Data records:

————

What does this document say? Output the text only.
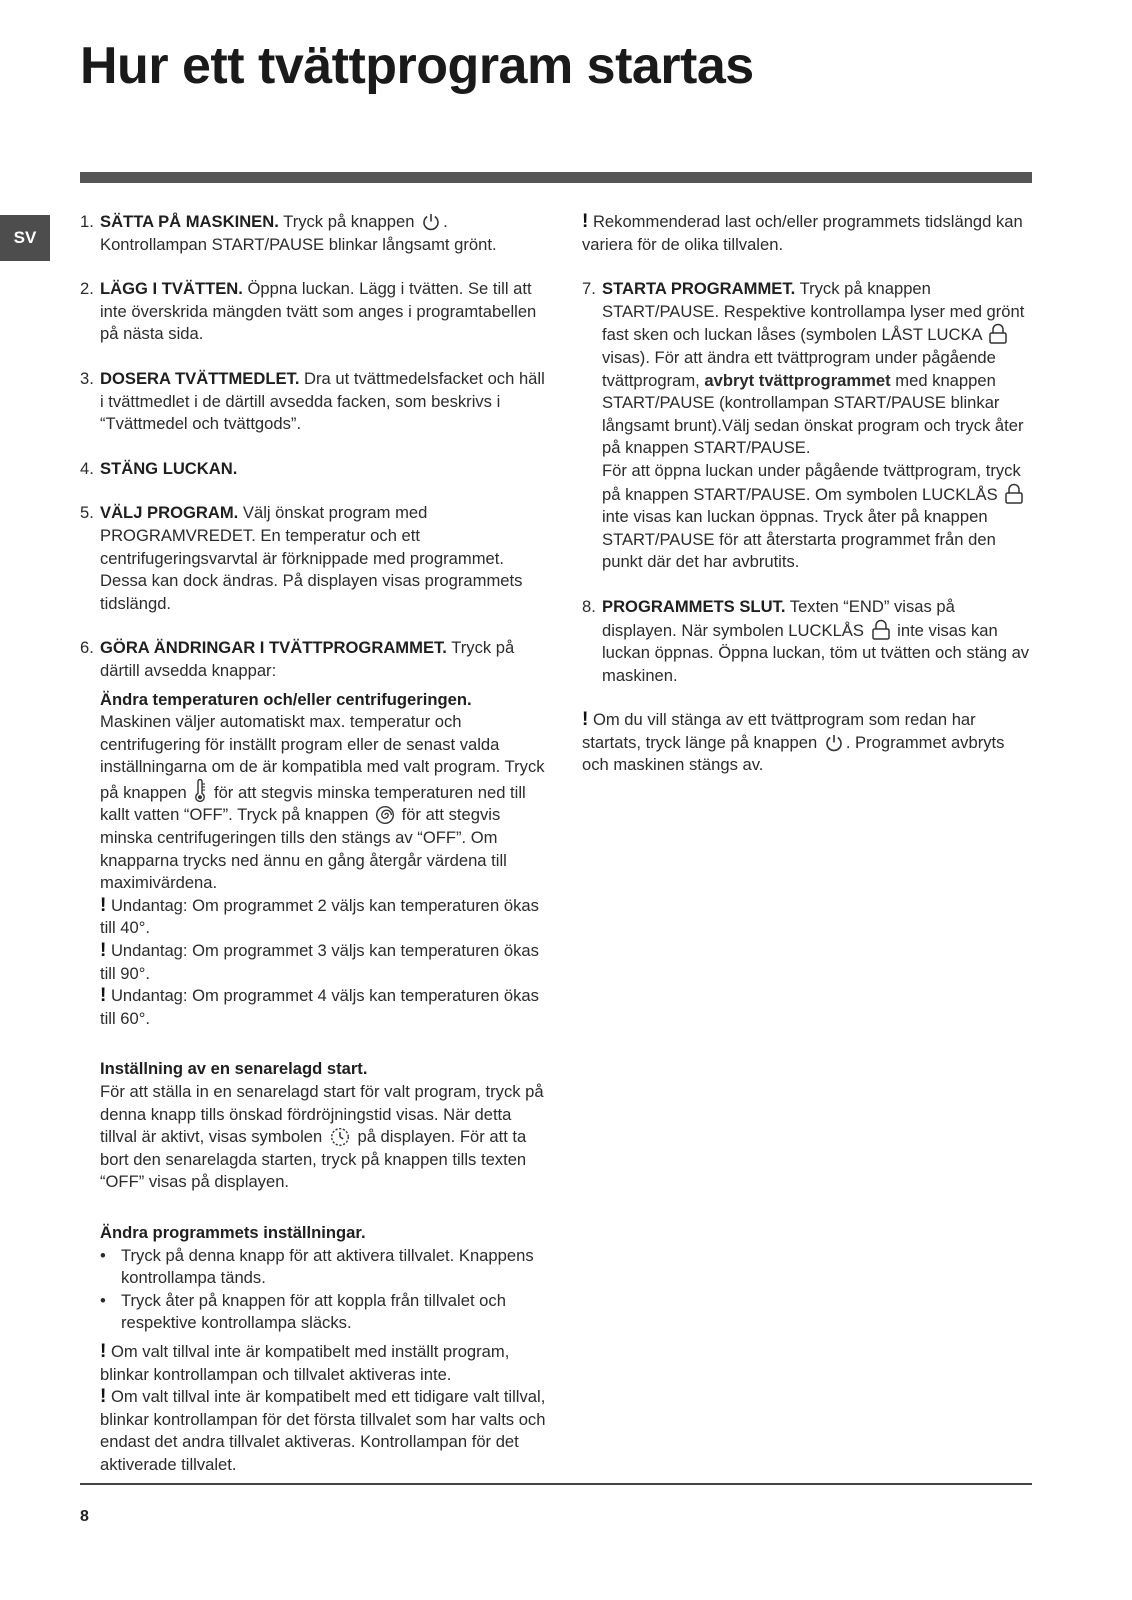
Hur ett tvättprogram startas
SV
1. SÄTTA PÅ MASKINEN. Tryck på knappen
.
Kontrollampan START/PAUSE blinkar långsamt grönt.
2. LÄGG I TVÄTTEN. Öppna luckan. Lägg i tvätten. Se till att inte överskrida mängden tvätt som anges i programtabellen på nästa sida.
3. DOSERA TVÄTTMEDLET. Dra ut tvättmedelsfacket och häll i tvättmedlet i de därtill avsedda facken, som beskrivs i “Tvättmedel och tvättgods”.
4. STÄNG LUCKAN.
5. VÄLJ PROGRAM. Välj önskat program med PROGRAMVREDET. En temperatur och ett centrifugeringsvarvtal är förknippade med programmet. Dessa kan dock ändras. På displayen visas programmets tidslängd.
6. GÖRA ÄNDRINGAR I TVÄTTPROGRAMMET. Tryck på därtill avsedda knappar:
Ändra temperaturen och/eller centrifugeringen.
Maskinen väljer automatiskt max. temperatur och centrifugering för inställt program eller de senast valda inställningarna om de är kompatibla med valt program. Tryck på knappen
för att stegvis minska temperaturen ned till kallt vatten “OFF”. Tryck på knappen
för att stegvis minska centrifugeringen tills den stängs av “OFF”. Om knapparna trycks ned ännu en gång återgår värdena till maximivärdena.
! Undantag: Om programmet 2 väljs kan temperaturen ökas till 40°.
! Undantag: Om programmet 3 väljs kan temperaturen ökas till 90°.
! Undantag: Om programmet 4 väljs kan temperaturen ökas till 60°.
Inställning av en senarelagd start.
För att ställa in en senarelagd start för valt program, tryck på denna knapp tills önskad fördröjningstid visas. När detta tillval är aktivt, visas symbolen
på displayen. För att ta bort den senarelagda starten, tryck på knappen tills texten “OFF” visas på displayen.
Ändra programmets inställningar.
• Tryck på denna knapp för att aktivera tillvalet. Knappens kontrollampa tänds.
• Tryck åter på knappen för att koppla från tillvalet och respektive kontrollampa släcks.
! Om valt tillval inte är kompatibelt med inställt program, blinkar kontrollampan och tillvalet aktiveras inte.
! Om valt tillval inte är kompatibelt med ett tidigare valt tillval, blinkar kontrollampan för det första tillvalet som har valts och endast det andra tillvalet aktiveras. Kontrollampan för det aktiverade tillvalet.
! Rekommenderad last och/eller programmets tidslängd kan variera för de olika tillvalen.
7. STARTA PROGRAMMET. Tryck på knappen START/PAUSE. Respektive kontrollampa lyser med grönt fast sken och luckan låses (symbolen LÅST LUCKA
visas). För att ändra ett tvättprogram under pågående tvättprogram, avbryt tvättprogrammet med knappen START/PAUSE (kontrollampan START/PAUSE blinkar långsamt brunt).Välj sedan önskat program och tryck åter på knappen START/PAUSE.
För att öppna luckan under pågående tvättprogram, tryck på knappen START/PAUSE. Om symbolen LUCKLÅS
inte visas kan luckan öppnas. Tryck åter på knappen START/PAUSE för att återstarta programmet från den punkt där det har avbrutits.
8. PROGRAMMETS SLUT. Texten “END” visas på displayen. När symbolen LUCKLÅS
inte visas kan luckan öppnas. Öppna luckan, töm ut tvätten och stäng av maskinen.
! Om du vill stänga av ett tvättprogram som redan har startats, tryck länge på knappen
. Programmet avbryts och maskinen stängs av.
8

————

WRITTEN PROBLEM:
Exclude the pictures and repeat every other part of the records word for word.

TASK SOLUTION:
What does this document say? Output the text only.
Hur ett tvättprogram startas
SV
1. SÄTTA PÅ MASKINEN. Tryck på knappen
.
Kontrollampan START/PAUSE blinkar långsamt grönt.
2. LÄGG I TVÄTTEN. Öppna luckan. Lägg i tvätten. Se till att inte överskrida mängden tvätt som anges i programtabellen på nästa sida.
3. DOSERA TVÄTTMEDLET. Dra ut tvättmedelsfacket och häll i tvättmedlet i de därtill avsedda facken, som beskrivs i “Tvättmedel och tvättgods”.
4. STÄNG LUCKAN.
5. VÄLJ PROGRAM. Välj önskat program med PROGRAMVREDET. En temperatur och ett centrifugeringsvarvtal är förknippade med programmet. Dessa kan dock ändras. På displayen visas programmets tidslängd.
6. GÖRA ÄNDRINGAR I TVÄTTPROGRAMMET. Tryck på därtill avsedda knappar:
Ändra temperaturen och/eller centrifugeringen.
Maskinen väljer automatiskt max. temperatur och centrifugering för inställt program eller de senast valda inställningarna om de är kompatibla med valt program. Tryck på knappen
för att stegvis minska temperaturen ned till kallt vatten “OFF”. Tryck på knappen
för att stegvis minska centrifugeringen tills den stängs av “OFF”. Om knapparna trycks ned ännu en gång återgår värdena till maximivärdena.
! Undantag: Om programmet 2 väljs kan temperaturen ökas till 40°.
! Undantag: Om programmet 3 väljs kan temperaturen ökas till 90°.
! Undantag: Om programmet 4 väljs kan temperaturen ökas till 60°.
Inställning av en senarelagd start.
För att ställa in en senarelagd start för valt program, tryck på denna knapp tills önskad fördröjningstid visas. När detta tillval är aktivt, visas symbolen
på displayen. För att ta bort den senarelagda starten, tryck på knappen tills texten “OFF” visas på displayen.
Ändra programmets inställningar.
• Tryck på denna knapp för att aktivera tillvalet. Knappens kontrollampa tänds.
• Tryck åter på knappen för att koppla från tillvalet och respektive kontrollampa släcks.
! Om valt tillval inte är kompatibelt med inställt program, blinkar kontrollampan och tillvalet aktiveras inte.
! Om valt tillval inte är kompatibelt med ett tidigare valt tillval, blinkar kontrollampan för det första tillvalet som har valts och endast det andra tillvalet aktiveras. Kontrollampan för det aktiverade tillvalet.
! Rekommenderad last och/eller programmets tidslängd kan variera för de olika tillvalen.
7. STARTA PROGRAMMET. Tryck på knappen START/PAUSE. Respektive kontrollampa lyser med grönt fast sken och luckan låses (symbolen LÅST LUCKA
visas). För att ändra ett tvättprogram under pågående tvättprogram, avbryt tvättprogrammet med knappen START/PAUSE (kontrollampan START/PAUSE blinkar långsamt brunt).Välj sedan önskat program och tryck åter på knappen START/PAUSE.
För att öppna luckan under pågående tvättprogram, tryck på knappen START/PAUSE. Om symbolen LUCKLÅS
inte visas kan luckan öppnas. Tryck åter på knappen START/PAUSE för att återstarta programmet från den punkt där det har avbrutits.
8. PROGRAMMETS SLUT. Texten “END” visas på displayen. När symbolen LUCKLÅS
inte visas kan luckan öppnas. Öppna luckan, töm ut tvätten och stäng av maskinen.
! Om du vill stänga av ett tvättprogram som redan har startats, tryck länge på knappen
. Programmet avbryts och maskinen stängs av.
8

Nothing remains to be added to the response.